What you have to do: Collect all lines containing the word "change" from the data.
[Begin]
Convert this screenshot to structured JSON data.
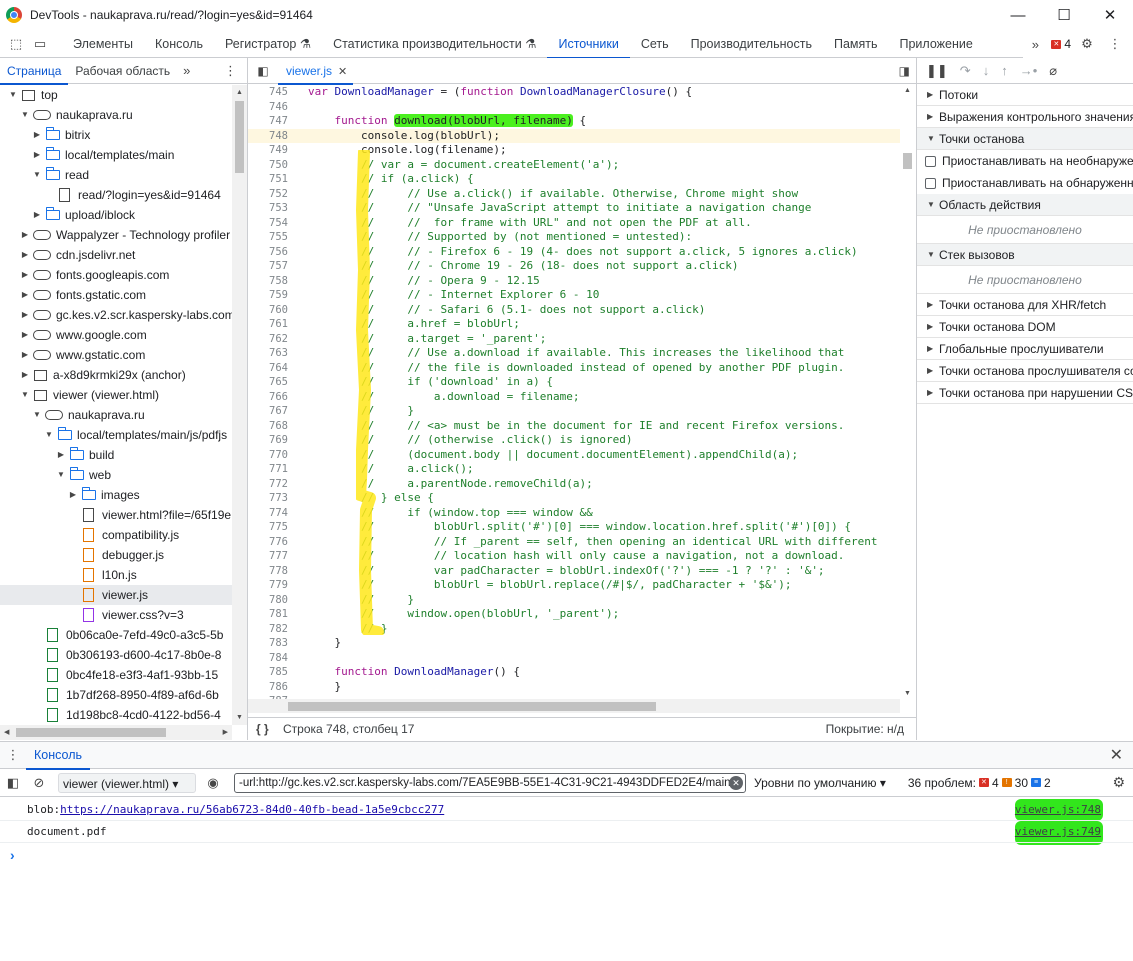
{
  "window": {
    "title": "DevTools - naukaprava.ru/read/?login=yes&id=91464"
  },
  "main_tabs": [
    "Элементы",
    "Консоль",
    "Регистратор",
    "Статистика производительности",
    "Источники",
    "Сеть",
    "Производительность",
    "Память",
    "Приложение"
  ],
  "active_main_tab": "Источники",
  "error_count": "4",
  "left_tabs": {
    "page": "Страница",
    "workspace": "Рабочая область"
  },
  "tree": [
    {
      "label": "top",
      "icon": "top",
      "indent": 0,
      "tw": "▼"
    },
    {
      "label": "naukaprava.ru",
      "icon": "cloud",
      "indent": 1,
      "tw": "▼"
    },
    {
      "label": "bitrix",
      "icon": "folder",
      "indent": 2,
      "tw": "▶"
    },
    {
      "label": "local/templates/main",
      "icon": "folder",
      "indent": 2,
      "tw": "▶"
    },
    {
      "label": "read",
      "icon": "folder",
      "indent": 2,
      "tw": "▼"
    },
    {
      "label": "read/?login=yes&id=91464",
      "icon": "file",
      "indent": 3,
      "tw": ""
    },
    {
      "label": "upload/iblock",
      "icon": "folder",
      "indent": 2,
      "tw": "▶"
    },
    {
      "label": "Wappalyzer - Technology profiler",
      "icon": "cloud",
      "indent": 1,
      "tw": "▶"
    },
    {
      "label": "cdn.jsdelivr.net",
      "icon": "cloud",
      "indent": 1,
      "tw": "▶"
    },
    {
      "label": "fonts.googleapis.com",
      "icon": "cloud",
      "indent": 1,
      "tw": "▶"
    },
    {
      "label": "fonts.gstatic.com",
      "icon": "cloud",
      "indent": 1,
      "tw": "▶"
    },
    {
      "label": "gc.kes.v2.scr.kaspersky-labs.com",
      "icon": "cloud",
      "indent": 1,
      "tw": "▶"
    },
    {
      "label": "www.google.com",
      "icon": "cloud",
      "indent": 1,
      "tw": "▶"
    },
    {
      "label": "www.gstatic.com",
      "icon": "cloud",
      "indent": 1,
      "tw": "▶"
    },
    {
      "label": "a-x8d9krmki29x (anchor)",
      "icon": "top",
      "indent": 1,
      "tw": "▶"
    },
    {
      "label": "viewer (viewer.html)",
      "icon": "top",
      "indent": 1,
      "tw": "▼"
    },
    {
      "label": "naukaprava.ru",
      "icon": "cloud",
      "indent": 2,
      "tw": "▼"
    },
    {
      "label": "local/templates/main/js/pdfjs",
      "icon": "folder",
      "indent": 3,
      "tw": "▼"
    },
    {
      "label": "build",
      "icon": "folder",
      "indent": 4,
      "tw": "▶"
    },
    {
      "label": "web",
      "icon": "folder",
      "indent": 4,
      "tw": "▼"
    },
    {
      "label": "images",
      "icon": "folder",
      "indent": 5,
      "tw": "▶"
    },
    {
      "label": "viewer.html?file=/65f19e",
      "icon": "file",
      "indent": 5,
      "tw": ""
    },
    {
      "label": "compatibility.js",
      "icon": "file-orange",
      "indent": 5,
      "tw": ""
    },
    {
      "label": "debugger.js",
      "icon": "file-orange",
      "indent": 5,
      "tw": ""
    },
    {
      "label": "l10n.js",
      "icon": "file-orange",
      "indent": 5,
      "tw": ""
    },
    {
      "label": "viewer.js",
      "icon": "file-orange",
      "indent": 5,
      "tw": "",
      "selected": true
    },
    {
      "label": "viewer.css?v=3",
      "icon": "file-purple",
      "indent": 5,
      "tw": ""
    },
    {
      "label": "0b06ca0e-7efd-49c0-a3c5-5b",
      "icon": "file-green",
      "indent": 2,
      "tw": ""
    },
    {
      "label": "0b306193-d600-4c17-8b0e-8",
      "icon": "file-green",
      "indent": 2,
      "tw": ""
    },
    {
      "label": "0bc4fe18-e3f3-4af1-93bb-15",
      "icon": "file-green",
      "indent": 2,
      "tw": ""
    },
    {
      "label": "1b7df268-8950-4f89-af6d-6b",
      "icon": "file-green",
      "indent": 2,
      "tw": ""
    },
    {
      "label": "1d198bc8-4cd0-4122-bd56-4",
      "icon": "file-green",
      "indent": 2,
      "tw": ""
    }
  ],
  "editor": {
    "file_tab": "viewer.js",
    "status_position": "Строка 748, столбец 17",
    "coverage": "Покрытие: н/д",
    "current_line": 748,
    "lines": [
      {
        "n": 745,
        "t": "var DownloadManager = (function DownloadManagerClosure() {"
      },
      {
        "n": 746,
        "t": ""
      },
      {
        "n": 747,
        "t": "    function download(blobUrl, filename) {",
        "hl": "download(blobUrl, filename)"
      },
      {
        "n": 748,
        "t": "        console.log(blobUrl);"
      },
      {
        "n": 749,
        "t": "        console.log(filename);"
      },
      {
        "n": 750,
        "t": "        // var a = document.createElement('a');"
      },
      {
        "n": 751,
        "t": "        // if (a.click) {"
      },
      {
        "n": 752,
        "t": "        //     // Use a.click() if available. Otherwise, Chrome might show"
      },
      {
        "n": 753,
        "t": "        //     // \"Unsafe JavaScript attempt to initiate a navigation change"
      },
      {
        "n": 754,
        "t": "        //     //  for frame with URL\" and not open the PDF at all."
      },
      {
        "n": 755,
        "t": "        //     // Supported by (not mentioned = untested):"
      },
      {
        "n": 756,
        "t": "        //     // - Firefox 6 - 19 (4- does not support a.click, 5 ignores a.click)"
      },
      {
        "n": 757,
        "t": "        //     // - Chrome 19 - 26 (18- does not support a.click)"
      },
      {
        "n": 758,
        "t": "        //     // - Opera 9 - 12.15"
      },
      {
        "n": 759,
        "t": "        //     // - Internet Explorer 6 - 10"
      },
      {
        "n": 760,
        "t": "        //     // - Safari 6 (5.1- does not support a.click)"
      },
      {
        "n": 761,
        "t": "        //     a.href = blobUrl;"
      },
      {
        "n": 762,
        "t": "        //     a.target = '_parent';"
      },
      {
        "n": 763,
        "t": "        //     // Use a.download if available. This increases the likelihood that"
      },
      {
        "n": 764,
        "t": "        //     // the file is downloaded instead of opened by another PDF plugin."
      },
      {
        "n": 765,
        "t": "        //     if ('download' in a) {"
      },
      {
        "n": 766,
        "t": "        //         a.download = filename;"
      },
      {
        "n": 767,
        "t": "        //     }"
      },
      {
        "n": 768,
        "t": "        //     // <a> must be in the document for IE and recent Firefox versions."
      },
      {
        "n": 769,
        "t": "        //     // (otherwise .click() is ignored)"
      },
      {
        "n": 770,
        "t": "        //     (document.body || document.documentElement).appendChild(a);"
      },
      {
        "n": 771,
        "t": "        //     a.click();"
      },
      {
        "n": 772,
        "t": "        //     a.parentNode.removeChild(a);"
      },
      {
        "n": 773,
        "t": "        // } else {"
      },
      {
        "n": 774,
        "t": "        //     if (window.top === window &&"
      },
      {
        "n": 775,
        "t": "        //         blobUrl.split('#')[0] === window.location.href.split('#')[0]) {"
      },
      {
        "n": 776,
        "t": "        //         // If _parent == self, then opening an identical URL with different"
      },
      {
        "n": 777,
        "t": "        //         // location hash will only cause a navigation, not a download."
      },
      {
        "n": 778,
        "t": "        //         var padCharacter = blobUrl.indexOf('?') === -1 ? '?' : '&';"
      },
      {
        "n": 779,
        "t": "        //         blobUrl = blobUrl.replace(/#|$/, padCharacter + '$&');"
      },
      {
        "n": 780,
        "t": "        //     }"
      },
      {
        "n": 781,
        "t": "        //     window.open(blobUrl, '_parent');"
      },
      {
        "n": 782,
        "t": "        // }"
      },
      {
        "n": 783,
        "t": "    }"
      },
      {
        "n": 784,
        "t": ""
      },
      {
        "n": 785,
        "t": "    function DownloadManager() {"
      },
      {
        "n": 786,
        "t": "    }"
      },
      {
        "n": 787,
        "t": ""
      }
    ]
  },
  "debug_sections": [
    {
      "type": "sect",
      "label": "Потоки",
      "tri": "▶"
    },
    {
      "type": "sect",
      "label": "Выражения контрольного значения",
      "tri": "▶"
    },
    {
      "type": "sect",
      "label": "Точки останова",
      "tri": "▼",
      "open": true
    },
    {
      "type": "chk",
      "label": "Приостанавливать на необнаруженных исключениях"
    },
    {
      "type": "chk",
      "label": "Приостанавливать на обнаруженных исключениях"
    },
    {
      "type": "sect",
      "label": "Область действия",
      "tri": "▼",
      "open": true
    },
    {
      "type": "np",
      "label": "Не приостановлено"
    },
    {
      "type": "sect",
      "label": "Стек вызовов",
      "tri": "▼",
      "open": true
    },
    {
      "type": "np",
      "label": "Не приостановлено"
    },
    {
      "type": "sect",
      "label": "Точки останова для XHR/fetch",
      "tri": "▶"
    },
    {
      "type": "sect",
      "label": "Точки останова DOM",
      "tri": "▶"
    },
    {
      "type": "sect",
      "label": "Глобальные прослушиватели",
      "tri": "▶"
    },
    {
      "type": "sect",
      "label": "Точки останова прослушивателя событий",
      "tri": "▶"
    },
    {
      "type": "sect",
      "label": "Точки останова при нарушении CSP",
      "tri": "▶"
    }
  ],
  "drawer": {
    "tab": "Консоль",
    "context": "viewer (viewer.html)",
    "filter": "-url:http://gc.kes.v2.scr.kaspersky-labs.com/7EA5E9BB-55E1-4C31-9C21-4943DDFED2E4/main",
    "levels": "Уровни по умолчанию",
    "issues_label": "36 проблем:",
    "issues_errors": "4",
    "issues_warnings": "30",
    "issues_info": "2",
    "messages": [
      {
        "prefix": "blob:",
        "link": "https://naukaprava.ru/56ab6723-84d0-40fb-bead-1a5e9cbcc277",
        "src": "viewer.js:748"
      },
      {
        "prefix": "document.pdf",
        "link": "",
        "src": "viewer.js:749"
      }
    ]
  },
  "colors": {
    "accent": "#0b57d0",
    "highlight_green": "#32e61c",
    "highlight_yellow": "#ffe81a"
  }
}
[End]
[Begin]
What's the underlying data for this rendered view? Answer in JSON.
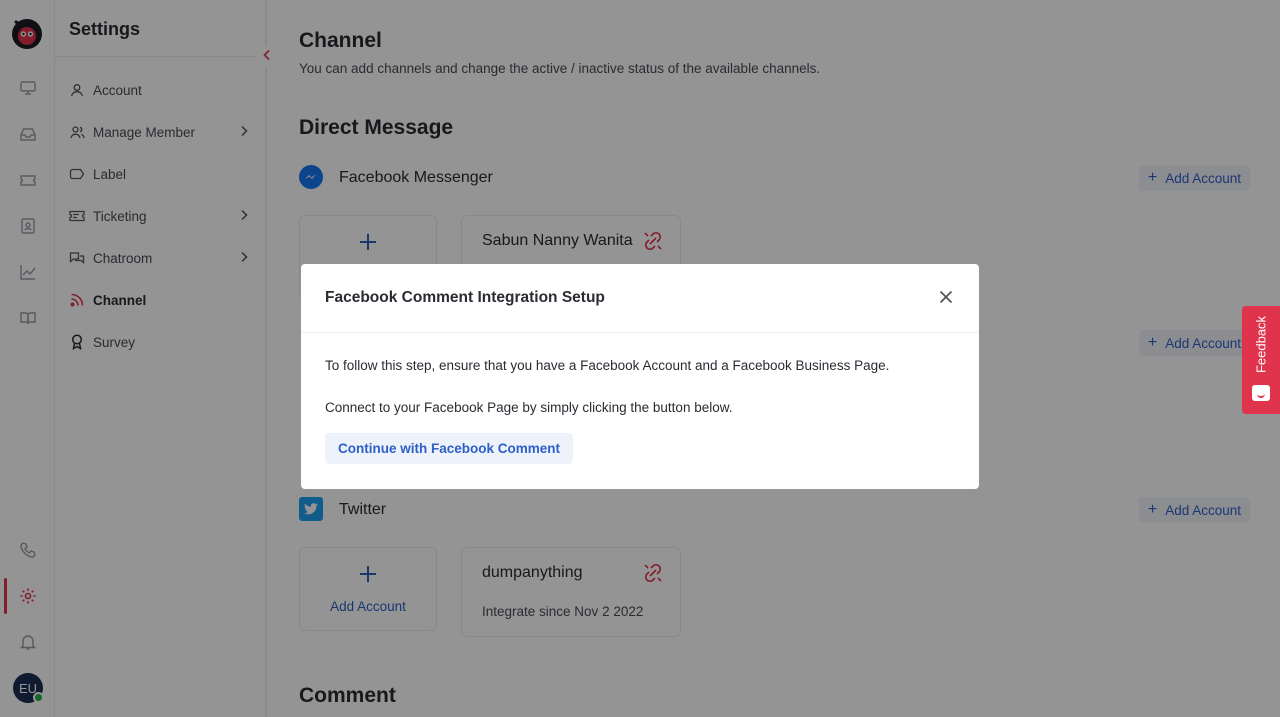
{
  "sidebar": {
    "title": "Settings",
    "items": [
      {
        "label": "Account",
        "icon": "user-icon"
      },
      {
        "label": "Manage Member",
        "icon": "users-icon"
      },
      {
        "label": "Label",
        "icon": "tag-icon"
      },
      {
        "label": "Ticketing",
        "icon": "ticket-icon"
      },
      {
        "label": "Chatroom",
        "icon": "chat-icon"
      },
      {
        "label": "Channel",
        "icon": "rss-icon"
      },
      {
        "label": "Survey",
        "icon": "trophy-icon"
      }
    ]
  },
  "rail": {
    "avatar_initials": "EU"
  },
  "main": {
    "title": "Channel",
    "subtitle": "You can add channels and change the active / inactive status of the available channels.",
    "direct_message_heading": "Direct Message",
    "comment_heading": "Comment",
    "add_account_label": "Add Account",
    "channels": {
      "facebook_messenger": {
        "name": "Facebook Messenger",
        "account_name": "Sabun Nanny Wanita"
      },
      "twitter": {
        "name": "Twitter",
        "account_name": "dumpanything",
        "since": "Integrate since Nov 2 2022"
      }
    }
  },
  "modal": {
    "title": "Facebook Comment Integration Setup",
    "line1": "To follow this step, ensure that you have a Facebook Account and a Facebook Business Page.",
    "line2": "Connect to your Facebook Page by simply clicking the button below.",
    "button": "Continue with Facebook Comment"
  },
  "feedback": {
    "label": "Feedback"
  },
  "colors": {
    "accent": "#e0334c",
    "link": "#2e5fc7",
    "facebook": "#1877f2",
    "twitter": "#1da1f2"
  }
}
[End]
[Begin]
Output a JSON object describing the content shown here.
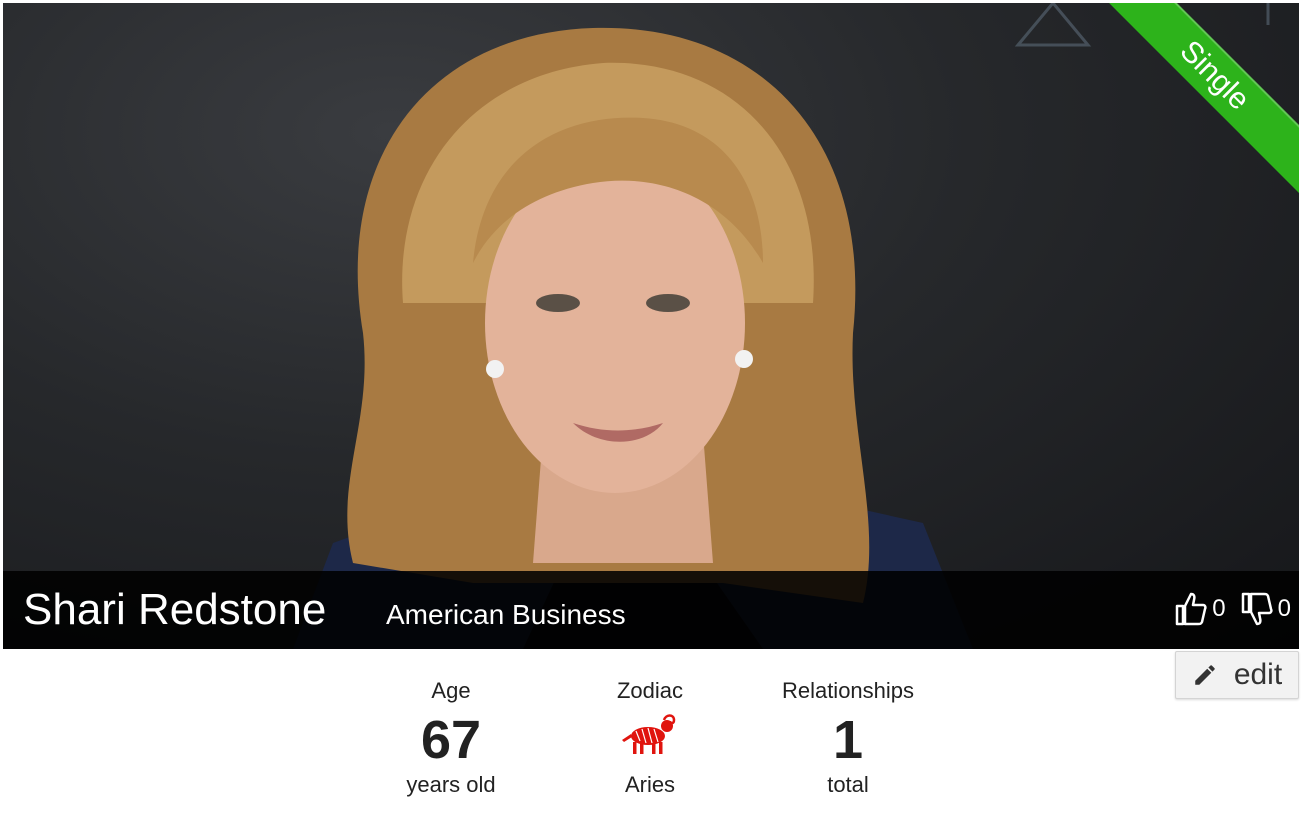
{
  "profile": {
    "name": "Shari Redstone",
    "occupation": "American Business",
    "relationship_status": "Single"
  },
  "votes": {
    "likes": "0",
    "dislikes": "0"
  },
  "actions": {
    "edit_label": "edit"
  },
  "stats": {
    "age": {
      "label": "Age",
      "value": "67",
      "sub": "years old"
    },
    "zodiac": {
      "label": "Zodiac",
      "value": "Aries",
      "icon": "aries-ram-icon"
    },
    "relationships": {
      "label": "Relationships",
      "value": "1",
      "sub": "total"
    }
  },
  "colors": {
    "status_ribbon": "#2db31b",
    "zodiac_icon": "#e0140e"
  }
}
[End]
Task result:
        "t": "        //     // \"Unsafe JavaScript attempt to initiate a navigation change"
    "subtitle": "You can add channels and change the active / inactive status of the available channels.",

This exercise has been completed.